Extracts from a graphics dataset:
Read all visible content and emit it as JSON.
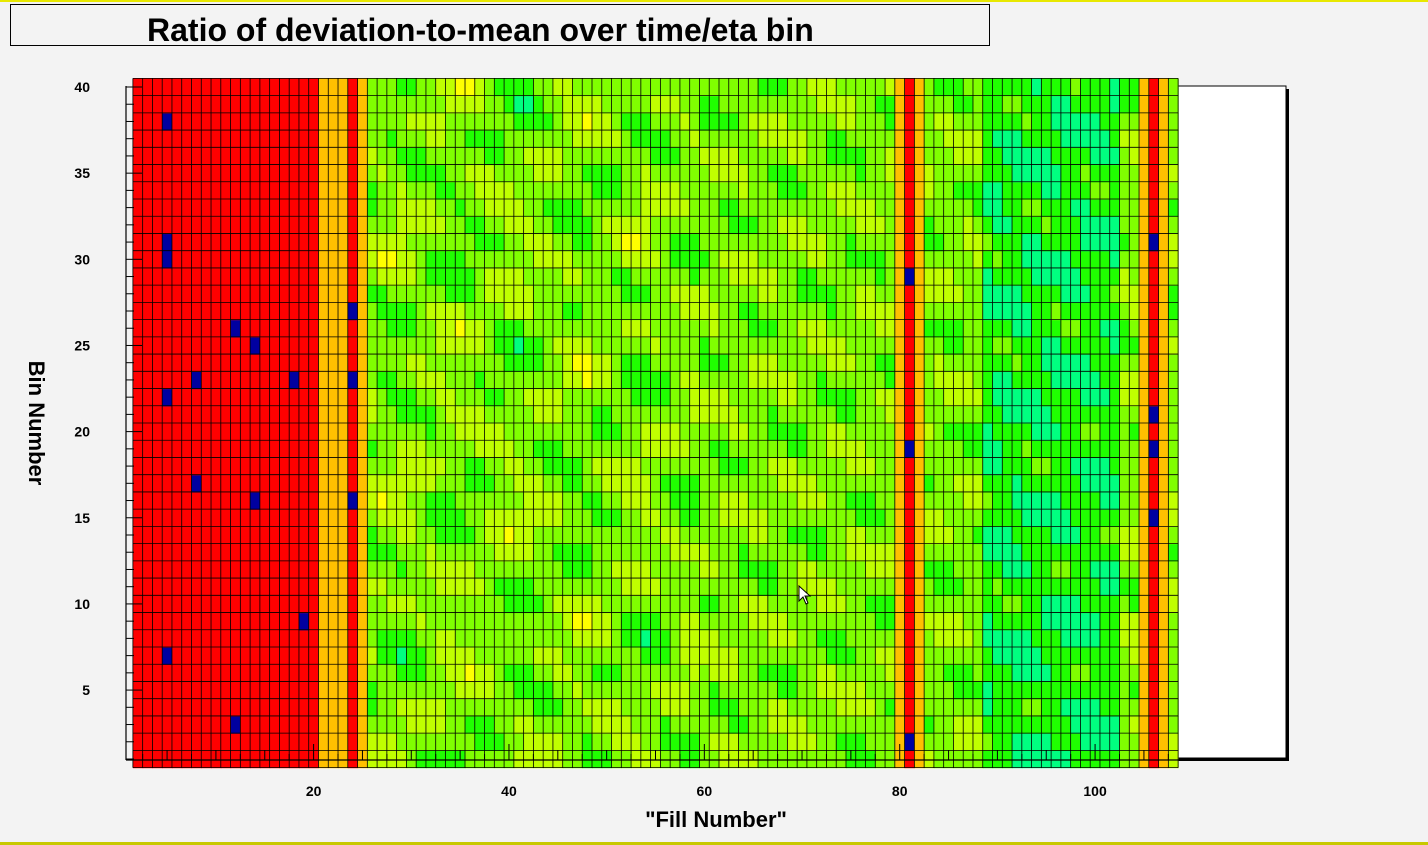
{
  "chart_data": {
    "type": "heatmap",
    "title": "Ratio of deviation-to-mean over time/eta bin",
    "xlabel": "\"Fill Number\"",
    "ylabel": "Bin Number",
    "xlim": [
      1,
      109
    ],
    "ylim": [
      1,
      40
    ],
    "x_ticks": [
      20,
      40,
      60,
      80,
      100
    ],
    "y_ticks": [
      5,
      10,
      15,
      20,
      25,
      30,
      35,
      40
    ],
    "grid": true,
    "colormap": [
      "#0000a0",
      "#2020ff",
      "#00a0ff",
      "#00ffff",
      "#00ff80",
      "#20ff00",
      "#80ff00",
      "#c0ff00",
      "#ffff00",
      "#ffc000",
      "#ff8000",
      "#ff3000",
      "#ff0000"
    ],
    "x_range_cells": [
      2,
      108
    ],
    "y_range_cells": [
      1,
      40
    ],
    "hot_columns": [
      24,
      81,
      106
    ],
    "left_hot_region_end": 20,
    "low_value_spots": [
      {
        "x": 5,
        "y": 38
      },
      {
        "x": 5,
        "y": 30
      },
      {
        "x": 5,
        "y": 31
      },
      {
        "x": 12,
        "y": 26
      },
      {
        "x": 14,
        "y": 25
      },
      {
        "x": 8,
        "y": 23
      },
      {
        "x": 5,
        "y": 22
      },
      {
        "x": 18,
        "y": 23
      },
      {
        "x": 8,
        "y": 17
      },
      {
        "x": 14,
        "y": 16
      },
      {
        "x": 19,
        "y": 9
      },
      {
        "x": 5,
        "y": 7
      },
      {
        "x": 12,
        "y": 3
      },
      {
        "x": 24,
        "y": 27
      },
      {
        "x": 24,
        "y": 23
      },
      {
        "x": 24,
        "y": 16
      },
      {
        "x": 81,
        "y": 2
      },
      {
        "x": 81,
        "y": 29
      },
      {
        "x": 81,
        "y": 19
      },
      {
        "x": 106,
        "y": 31
      },
      {
        "x": 106,
        "y": 21
      },
      {
        "x": 106,
        "y": 19
      },
      {
        "x": 106,
        "y": 15
      }
    ]
  }
}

- What is needed
Locate the lines above that contain "Number" and copy them.

- Reply to the task
    "xlabel": "\"Fill Number\"",
    "ylabel": "Bin Number",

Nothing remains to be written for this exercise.